◆ WHAT YOU ARE ASKED TO DO
Below is a set of records; print all of them exactly as written.

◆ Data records
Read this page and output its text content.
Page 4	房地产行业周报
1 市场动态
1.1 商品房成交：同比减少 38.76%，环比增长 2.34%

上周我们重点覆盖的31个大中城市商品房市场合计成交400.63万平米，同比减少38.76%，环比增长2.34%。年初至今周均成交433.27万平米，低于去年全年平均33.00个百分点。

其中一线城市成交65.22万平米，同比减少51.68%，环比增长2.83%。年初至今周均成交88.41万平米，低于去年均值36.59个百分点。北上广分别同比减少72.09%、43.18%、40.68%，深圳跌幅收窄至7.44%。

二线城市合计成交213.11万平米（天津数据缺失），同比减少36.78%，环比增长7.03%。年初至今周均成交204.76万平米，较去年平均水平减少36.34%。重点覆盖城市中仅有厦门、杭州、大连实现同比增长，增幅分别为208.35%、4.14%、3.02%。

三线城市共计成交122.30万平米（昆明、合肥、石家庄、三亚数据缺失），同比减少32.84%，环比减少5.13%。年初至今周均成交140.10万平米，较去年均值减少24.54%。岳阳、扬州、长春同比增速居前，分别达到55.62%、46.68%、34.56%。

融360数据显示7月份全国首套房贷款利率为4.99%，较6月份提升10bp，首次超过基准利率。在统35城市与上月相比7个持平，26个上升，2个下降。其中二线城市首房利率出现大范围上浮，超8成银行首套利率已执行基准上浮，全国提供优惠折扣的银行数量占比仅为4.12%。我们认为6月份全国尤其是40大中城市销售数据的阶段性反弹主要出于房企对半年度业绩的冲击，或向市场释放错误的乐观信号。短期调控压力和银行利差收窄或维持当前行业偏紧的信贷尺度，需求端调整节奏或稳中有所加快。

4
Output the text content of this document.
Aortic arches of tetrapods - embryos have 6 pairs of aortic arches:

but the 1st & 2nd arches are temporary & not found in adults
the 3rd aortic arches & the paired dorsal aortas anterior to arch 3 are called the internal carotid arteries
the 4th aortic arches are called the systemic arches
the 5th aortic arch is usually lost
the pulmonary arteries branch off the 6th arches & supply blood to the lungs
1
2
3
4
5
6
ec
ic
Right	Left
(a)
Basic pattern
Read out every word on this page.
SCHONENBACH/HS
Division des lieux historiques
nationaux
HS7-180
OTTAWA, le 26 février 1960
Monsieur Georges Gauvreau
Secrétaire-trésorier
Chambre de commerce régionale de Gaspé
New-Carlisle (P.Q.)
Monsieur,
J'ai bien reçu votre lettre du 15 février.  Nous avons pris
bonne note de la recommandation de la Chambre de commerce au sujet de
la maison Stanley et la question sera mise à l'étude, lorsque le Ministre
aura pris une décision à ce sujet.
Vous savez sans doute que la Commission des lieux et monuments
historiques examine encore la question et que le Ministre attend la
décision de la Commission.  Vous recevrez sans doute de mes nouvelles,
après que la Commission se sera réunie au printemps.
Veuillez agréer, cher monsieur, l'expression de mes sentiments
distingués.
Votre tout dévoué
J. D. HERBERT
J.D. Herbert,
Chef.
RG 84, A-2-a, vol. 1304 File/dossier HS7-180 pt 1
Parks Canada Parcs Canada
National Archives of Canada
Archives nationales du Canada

◆ RESPONSE BELOW
Read this page and output its text content.
Page 4	房地产行业周报
1 市场动态
1.1 商品房成交：同比减少 38.76%，环比增长 2.34%

上周我们重点覆盖的31个大中城市商品房市场合计成交400.63万平米，同比减少38.76%，环比增长2.34%。年初至今周均成交433.27万平米，低于去年全年平均33.00个百分点。

其中一线城市成交65.22万平米，同比减少51.68%，环比增长2.83%。年初至今周均成交88.41万平米，低于去年均值36.59个百分点。北上广分别同比减少72.09%、43.18%、40.68%，深圳跌幅收窄至7.44%。

二线城市合计成交213.11万平米（天津数据缺失），同比减少36.78%，环比增长7.03%。年初至今周均成交204.76万平米，较去年平均水平减少36.34%。重点覆盖城市中仅有厦门、杭州、大连实现同比增长，增幅分别为208.35%、4.14%、3.02%。

三线城市共计成交122.30万平米（昆明、合肥、石家庄、三亚数据缺失），同比减少32.84%，环比减少5.13%。年初至今周均成交140.10万平米，较去年均值减少24.54%。岳阳、扬州、长春同比增速居前，分别达到55.62%、46.68%、34.56%。

融360数据显示7月份全国首套房贷款利率为4.99%，较6月份提升10bp，首次超过基准利率。在统35城市与上月相比7个持平，26个上升，2个下降。其中二线城市首房利率出现大范围上浮，超8成银行首套利率已执行基准上浮，全国提供优惠折扣的银行数量占比仅为4.12%。我们认为6月份全国尤其是40大中城市销售数据的阶段性反弹主要出于房企对半年度业绩的冲击，或向市场释放错误的乐观信号。短期调控压力和银行利差收窄或维持当前行业偏紧的信贷尺度，需求端调整节奏或稳中有所加快。

4
Output the text content of this document.
Aortic arches of tetrapods - embryos have 6 pairs of aortic arches:

but the 1st & 2nd arches are temporary & not found in adults
the 3rd aortic arches & the paired dorsal aortas anterior to arch 3 are called the internal carotid arteries
the 4th aortic arches are called the systemic arches
the 5th aortic arch is usually lost
the pulmonary arteries branch off the 6th arches & supply blood to the lungs
1
2
3
4
5
6
ec
ic
Right	Left
(a)
Basic pattern
Read out every word on this page.
SCHONENBACH/HS
Division des lieux historiques
nationaux
HS7-180
OTTAWA, le 26 février 1960
Monsieur Georges Gauvreau
Secrétaire-trésorier
Chambre de commerce régionale de Gaspé
New-Carlisle (P.Q.)
Monsieur,
J'ai bien reçu votre lettre du 15 février.  Nous avons pris
bonne note de la recommandation de la Chambre de commerce au sujet de
la maison Stanley et la question sera mise à l'étude, lorsque le Ministre
aura pris une décision à ce sujet.
Vous savez sans doute que la Commission des lieux et monuments
historiques examine encore la question et que le Ministre attend la
décision de la Commission.  Vous recevrez sans doute de mes nouvelles,
après que la Commission se sera réunie au printemps.
Veuillez agréer, cher monsieur, l'expression de mes sentiments
distingués.
Votre tout dévoué
J. D. HERBERT
J.D. Herbert,
Chef.
RG 84, A-2-a, vol. 1304 File/dossier HS7-180 pt 1
Parks Canada Parcs Canada
National Archives of Canada
Archives nationales du Canada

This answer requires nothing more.